**Work instructions**
Locate and copy all lines bearing the word "ボリンジャーバンド".

**Entries**
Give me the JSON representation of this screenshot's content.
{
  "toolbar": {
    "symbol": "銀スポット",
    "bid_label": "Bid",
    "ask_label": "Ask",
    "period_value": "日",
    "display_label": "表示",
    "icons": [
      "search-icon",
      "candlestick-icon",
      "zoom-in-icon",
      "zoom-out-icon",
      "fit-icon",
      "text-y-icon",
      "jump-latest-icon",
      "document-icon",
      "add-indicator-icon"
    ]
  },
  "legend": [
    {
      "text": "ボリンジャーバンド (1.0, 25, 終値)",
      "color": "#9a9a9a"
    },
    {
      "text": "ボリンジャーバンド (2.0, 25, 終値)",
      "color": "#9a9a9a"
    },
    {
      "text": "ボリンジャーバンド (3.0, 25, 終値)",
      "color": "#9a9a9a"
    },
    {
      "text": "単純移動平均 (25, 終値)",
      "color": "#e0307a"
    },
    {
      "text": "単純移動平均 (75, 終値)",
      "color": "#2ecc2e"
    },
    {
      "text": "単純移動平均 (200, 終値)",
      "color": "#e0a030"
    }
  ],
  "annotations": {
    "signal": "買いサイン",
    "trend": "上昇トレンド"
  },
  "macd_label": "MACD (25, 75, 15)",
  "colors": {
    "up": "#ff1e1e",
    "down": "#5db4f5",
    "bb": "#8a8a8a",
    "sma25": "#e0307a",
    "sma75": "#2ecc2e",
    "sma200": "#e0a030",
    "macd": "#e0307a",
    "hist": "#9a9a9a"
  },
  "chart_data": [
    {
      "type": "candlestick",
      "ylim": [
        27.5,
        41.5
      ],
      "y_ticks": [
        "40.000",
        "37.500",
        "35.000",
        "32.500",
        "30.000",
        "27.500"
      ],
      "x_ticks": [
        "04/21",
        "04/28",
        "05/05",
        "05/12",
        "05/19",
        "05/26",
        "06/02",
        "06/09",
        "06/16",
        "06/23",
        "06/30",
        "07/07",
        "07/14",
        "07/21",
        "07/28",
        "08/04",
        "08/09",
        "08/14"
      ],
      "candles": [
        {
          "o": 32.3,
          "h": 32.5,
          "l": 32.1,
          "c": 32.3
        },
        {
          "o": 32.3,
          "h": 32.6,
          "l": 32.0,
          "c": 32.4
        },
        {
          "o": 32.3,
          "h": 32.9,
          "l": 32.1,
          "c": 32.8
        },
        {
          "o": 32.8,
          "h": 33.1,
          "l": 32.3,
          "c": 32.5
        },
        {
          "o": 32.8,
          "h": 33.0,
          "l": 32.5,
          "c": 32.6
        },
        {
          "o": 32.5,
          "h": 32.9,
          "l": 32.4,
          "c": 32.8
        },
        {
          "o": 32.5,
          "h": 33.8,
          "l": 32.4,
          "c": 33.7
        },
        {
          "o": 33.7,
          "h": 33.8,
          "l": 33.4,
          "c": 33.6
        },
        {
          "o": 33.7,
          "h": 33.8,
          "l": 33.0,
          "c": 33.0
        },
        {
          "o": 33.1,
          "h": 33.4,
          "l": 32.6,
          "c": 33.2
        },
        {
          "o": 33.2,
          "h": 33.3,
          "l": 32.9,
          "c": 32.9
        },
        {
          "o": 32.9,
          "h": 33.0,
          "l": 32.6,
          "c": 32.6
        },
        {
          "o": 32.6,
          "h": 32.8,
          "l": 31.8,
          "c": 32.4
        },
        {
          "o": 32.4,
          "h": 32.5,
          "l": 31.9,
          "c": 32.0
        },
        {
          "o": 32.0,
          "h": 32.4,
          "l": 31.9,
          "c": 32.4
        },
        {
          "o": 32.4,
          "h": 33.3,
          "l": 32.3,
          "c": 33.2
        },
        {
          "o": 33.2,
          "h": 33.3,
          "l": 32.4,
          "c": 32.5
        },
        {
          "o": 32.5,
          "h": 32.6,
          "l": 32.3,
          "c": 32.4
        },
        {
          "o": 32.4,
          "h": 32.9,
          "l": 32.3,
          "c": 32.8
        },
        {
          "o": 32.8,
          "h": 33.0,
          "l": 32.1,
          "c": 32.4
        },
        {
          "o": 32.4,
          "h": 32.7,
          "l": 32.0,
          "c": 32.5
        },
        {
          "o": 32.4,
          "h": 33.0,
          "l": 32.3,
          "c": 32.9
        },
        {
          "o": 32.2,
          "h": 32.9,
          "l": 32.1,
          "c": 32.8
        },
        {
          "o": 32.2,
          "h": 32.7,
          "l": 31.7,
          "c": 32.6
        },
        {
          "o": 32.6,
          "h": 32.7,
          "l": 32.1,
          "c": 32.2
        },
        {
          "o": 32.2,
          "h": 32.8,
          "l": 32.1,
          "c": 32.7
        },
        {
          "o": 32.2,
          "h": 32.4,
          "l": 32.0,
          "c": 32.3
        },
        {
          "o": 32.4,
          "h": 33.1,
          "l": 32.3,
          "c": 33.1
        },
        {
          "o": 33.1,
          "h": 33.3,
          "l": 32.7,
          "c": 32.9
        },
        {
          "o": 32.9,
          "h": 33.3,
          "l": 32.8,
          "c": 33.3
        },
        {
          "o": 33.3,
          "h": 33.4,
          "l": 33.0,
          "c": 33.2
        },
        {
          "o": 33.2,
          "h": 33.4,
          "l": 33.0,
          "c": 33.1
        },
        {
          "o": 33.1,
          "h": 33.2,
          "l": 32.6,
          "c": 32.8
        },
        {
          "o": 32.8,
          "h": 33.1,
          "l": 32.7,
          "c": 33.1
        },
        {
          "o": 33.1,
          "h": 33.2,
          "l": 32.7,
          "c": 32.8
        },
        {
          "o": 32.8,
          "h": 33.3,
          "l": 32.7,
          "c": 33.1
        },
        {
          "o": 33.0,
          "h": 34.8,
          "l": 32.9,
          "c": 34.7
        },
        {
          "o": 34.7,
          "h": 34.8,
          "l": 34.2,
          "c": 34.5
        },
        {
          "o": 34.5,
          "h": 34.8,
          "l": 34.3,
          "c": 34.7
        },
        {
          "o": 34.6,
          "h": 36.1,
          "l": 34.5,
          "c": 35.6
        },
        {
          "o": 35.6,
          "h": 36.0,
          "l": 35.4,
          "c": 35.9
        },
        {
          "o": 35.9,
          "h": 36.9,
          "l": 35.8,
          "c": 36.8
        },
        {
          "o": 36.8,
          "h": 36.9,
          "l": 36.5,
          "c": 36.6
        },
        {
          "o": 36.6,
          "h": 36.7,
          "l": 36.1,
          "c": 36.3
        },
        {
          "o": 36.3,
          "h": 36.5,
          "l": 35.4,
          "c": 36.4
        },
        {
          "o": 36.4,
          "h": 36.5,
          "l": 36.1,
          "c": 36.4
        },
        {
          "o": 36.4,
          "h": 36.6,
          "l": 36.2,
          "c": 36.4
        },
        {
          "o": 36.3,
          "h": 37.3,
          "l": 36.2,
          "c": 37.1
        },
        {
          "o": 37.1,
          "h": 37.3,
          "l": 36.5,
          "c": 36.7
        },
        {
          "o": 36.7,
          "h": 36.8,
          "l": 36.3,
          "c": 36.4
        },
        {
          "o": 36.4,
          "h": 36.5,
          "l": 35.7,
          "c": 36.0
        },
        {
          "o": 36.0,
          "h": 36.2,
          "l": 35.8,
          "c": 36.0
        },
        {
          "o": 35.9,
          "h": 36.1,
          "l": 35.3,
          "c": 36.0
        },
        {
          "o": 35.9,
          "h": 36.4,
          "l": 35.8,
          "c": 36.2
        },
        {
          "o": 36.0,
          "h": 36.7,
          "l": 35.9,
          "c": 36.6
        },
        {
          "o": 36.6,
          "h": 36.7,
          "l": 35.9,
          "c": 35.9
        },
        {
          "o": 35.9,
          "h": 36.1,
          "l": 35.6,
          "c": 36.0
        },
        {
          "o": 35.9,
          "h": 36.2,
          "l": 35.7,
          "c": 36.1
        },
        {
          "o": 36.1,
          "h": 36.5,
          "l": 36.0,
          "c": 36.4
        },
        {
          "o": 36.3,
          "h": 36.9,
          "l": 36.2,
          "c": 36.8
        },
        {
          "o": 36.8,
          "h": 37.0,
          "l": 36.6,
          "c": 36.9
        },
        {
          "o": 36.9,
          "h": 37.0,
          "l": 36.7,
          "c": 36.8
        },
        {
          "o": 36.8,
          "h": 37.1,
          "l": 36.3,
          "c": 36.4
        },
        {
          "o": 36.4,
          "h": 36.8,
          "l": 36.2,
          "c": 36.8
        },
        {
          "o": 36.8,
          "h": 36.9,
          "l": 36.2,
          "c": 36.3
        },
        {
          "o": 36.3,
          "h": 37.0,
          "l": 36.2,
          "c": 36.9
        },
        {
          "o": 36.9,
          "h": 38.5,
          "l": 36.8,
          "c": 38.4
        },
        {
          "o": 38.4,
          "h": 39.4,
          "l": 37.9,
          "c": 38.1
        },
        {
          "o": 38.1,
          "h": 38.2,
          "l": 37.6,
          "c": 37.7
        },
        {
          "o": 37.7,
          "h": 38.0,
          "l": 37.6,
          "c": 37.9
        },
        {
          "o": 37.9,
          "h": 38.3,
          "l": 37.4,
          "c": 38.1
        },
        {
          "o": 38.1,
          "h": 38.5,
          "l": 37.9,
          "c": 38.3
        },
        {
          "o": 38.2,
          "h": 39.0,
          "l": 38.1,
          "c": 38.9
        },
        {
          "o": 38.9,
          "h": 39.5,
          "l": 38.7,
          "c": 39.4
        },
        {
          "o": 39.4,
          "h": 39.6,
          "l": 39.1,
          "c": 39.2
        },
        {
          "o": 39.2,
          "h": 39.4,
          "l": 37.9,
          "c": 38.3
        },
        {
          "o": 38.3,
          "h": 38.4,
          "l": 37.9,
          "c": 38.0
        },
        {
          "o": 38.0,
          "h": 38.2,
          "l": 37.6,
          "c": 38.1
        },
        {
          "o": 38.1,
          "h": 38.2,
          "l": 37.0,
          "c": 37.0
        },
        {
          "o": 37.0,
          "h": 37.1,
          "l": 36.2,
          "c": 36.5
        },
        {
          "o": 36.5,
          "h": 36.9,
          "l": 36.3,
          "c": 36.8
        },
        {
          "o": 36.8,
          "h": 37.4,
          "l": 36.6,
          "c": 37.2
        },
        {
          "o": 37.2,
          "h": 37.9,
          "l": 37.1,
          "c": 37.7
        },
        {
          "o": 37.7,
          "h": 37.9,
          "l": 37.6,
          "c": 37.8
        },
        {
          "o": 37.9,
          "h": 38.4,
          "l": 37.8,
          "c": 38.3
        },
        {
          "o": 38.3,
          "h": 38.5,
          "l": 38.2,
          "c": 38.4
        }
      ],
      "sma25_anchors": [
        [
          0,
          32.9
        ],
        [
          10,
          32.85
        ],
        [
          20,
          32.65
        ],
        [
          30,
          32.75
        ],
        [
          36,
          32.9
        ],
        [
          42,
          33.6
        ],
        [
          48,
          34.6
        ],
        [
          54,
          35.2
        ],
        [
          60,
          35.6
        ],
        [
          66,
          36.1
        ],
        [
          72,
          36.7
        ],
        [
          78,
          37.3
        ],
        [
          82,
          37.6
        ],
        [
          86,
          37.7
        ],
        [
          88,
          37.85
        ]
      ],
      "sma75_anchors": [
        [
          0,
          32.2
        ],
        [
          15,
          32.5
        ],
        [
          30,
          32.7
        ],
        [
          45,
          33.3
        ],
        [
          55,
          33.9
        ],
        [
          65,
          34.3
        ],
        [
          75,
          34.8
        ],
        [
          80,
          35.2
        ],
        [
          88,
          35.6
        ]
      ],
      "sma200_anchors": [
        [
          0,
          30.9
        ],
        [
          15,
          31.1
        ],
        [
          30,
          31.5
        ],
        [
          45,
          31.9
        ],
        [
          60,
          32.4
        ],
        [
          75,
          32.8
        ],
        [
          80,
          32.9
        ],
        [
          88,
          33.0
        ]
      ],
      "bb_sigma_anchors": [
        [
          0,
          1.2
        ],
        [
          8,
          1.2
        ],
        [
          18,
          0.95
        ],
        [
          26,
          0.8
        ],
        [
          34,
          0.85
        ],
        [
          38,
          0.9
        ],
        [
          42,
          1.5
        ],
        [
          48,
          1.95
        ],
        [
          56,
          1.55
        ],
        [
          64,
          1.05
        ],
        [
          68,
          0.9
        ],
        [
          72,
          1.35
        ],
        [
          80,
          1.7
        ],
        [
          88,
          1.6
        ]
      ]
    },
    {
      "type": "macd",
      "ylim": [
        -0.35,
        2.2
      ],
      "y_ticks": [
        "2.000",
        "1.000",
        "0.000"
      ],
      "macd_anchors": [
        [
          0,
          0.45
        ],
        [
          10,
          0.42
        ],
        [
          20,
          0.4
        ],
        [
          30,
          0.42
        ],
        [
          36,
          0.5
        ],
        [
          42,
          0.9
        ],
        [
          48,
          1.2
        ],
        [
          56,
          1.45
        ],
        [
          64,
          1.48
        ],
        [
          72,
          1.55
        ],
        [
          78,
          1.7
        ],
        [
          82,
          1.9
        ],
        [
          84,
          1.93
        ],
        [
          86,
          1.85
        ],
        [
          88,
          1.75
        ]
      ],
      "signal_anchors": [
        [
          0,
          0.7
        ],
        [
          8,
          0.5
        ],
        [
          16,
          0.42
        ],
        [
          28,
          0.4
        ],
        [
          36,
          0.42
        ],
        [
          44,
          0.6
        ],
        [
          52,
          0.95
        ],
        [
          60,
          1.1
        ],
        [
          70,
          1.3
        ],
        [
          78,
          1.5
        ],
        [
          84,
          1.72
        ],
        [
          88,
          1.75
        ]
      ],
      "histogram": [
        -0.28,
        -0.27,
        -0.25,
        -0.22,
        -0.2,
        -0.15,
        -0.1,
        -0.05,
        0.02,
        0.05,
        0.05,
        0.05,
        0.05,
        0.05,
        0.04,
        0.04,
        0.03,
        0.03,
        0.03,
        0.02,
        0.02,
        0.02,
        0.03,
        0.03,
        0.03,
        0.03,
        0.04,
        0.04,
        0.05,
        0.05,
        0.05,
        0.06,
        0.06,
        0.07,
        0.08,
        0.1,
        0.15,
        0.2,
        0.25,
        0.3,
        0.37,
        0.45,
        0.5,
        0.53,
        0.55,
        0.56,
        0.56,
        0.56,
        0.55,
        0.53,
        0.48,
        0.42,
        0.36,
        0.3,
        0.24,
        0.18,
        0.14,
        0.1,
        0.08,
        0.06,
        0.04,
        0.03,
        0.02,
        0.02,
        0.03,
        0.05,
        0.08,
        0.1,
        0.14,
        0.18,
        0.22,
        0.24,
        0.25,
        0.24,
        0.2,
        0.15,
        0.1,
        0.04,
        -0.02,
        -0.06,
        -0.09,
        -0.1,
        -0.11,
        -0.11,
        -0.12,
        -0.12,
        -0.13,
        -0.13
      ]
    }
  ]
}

**Output of the task**
      "text": "ボリンジャーバンド (1.0, 25, 終値)",
      "text": "ボリンジャーバンド (2.0, 25, 終値)",
      "text": "ボリンジャーバンド (3.0, 25, 終値)",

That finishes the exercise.